_Your instructions_
Take each line containing the word "correlations" and copy it.

====== Dataset content

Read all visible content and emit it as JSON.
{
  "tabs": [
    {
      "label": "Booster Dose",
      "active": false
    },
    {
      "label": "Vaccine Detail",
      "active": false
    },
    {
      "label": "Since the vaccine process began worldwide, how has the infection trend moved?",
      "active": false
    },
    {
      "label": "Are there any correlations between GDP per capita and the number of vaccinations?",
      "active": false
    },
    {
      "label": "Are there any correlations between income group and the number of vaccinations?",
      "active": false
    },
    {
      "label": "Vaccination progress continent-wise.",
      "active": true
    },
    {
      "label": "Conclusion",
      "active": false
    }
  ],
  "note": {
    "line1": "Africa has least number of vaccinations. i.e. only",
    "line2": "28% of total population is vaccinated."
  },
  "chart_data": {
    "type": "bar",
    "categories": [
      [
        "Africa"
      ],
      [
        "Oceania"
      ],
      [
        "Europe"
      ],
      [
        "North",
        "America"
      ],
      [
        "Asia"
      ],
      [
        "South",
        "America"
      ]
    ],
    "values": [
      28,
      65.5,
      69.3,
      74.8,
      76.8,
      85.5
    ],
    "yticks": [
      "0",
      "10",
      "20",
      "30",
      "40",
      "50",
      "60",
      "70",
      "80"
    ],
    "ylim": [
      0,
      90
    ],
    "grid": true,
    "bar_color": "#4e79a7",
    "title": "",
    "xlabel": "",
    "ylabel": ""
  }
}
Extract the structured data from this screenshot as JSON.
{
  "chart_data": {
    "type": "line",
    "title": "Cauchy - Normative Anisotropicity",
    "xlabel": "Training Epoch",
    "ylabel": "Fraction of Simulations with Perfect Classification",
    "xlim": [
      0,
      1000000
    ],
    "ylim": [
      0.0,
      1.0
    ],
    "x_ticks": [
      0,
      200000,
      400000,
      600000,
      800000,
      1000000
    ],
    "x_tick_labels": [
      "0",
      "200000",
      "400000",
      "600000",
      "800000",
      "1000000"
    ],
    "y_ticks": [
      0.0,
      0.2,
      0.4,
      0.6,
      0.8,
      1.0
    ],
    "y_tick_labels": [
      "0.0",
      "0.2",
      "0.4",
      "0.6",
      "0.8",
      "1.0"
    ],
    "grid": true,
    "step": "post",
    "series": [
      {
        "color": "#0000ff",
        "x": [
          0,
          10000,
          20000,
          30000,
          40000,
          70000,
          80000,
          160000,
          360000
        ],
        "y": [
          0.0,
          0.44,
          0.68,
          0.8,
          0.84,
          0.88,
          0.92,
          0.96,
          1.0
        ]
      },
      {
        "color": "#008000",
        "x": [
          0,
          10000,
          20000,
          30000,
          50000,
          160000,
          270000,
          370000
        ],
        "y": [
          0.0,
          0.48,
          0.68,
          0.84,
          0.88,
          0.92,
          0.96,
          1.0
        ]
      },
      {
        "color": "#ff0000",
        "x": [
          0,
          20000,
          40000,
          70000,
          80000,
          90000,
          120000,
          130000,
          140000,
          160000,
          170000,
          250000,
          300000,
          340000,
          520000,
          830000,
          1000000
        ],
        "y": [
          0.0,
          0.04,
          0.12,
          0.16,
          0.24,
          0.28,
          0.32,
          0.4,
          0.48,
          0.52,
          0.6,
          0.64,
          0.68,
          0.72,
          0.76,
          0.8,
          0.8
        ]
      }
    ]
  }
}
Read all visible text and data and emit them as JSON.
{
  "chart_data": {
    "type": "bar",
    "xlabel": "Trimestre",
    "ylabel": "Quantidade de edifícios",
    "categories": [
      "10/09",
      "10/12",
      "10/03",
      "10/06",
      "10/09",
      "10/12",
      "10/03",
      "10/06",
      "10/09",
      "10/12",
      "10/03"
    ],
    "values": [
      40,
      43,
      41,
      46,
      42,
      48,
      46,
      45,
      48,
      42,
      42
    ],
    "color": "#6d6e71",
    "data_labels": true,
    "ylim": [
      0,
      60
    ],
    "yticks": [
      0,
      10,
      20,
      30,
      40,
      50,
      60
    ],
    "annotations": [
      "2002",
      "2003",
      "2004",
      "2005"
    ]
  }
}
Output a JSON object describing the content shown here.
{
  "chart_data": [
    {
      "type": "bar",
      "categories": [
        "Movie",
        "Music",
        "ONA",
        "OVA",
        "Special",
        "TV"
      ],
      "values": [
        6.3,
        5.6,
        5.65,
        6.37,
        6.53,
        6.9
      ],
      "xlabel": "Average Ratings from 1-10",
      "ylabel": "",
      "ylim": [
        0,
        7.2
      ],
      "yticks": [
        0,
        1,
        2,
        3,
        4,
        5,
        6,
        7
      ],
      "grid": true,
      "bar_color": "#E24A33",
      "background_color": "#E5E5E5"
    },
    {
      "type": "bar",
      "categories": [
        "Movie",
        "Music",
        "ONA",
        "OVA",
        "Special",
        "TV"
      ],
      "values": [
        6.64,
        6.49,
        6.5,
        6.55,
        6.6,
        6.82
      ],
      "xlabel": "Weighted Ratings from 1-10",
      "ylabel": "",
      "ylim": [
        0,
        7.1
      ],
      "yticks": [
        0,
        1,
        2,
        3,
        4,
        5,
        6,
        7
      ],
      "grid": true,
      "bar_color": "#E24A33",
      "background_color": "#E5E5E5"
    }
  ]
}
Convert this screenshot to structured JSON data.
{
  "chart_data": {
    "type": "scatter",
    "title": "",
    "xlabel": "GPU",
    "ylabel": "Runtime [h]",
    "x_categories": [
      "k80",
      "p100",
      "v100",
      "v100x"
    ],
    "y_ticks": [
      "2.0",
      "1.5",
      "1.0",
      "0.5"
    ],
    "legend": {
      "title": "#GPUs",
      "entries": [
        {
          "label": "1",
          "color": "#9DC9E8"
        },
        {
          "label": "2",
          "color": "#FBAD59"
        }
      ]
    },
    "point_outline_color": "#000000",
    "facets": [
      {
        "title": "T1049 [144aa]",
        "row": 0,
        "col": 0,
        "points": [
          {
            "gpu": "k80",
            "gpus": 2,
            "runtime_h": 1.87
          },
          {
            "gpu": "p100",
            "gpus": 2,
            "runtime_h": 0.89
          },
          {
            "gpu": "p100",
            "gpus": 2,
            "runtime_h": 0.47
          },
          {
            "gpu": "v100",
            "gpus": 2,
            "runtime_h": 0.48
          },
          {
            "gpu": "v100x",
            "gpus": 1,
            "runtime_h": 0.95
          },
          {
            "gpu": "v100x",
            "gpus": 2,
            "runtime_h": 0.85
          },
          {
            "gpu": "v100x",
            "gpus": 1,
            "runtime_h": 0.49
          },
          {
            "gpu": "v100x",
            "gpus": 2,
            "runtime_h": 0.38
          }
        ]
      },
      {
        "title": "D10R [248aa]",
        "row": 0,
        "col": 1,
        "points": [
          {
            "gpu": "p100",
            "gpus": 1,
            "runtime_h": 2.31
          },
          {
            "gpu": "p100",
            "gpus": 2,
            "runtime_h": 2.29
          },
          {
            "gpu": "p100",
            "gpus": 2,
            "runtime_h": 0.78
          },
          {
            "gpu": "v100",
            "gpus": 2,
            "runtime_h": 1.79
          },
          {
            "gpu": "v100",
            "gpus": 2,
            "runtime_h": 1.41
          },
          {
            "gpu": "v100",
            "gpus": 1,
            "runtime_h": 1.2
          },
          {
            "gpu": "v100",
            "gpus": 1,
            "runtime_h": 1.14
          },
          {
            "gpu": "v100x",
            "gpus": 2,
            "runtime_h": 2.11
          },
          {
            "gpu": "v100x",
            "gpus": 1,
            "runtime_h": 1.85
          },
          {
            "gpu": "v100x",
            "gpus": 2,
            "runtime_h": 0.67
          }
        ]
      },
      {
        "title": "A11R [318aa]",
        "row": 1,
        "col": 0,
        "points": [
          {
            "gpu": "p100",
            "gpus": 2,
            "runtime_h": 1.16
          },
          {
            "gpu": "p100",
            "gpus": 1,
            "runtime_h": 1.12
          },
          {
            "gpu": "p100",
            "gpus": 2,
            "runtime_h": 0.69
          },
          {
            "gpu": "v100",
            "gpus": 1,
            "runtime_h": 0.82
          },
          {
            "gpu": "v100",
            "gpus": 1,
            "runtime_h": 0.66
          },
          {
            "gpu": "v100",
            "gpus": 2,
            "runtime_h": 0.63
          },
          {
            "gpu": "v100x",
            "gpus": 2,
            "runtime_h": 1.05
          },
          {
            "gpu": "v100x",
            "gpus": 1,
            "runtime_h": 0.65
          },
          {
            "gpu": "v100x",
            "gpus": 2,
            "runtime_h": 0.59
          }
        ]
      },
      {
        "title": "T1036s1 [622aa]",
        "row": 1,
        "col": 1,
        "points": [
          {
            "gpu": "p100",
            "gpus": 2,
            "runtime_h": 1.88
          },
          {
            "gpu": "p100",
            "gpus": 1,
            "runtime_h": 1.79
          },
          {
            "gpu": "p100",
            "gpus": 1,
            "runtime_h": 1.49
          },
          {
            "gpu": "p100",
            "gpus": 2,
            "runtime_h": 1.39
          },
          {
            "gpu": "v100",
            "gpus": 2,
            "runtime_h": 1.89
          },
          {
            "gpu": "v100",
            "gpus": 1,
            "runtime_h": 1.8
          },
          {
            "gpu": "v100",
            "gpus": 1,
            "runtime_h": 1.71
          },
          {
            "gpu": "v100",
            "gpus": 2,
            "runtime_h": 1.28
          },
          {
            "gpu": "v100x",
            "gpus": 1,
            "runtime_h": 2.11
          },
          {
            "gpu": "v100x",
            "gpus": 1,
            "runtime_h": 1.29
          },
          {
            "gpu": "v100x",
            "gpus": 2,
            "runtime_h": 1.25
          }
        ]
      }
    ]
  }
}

============

_Full solution_
      "label": "Are there any correlations between GDP per capita and the number of vaccinations?",
      "label": "Are there any correlations between income group and the number of vaccinations?",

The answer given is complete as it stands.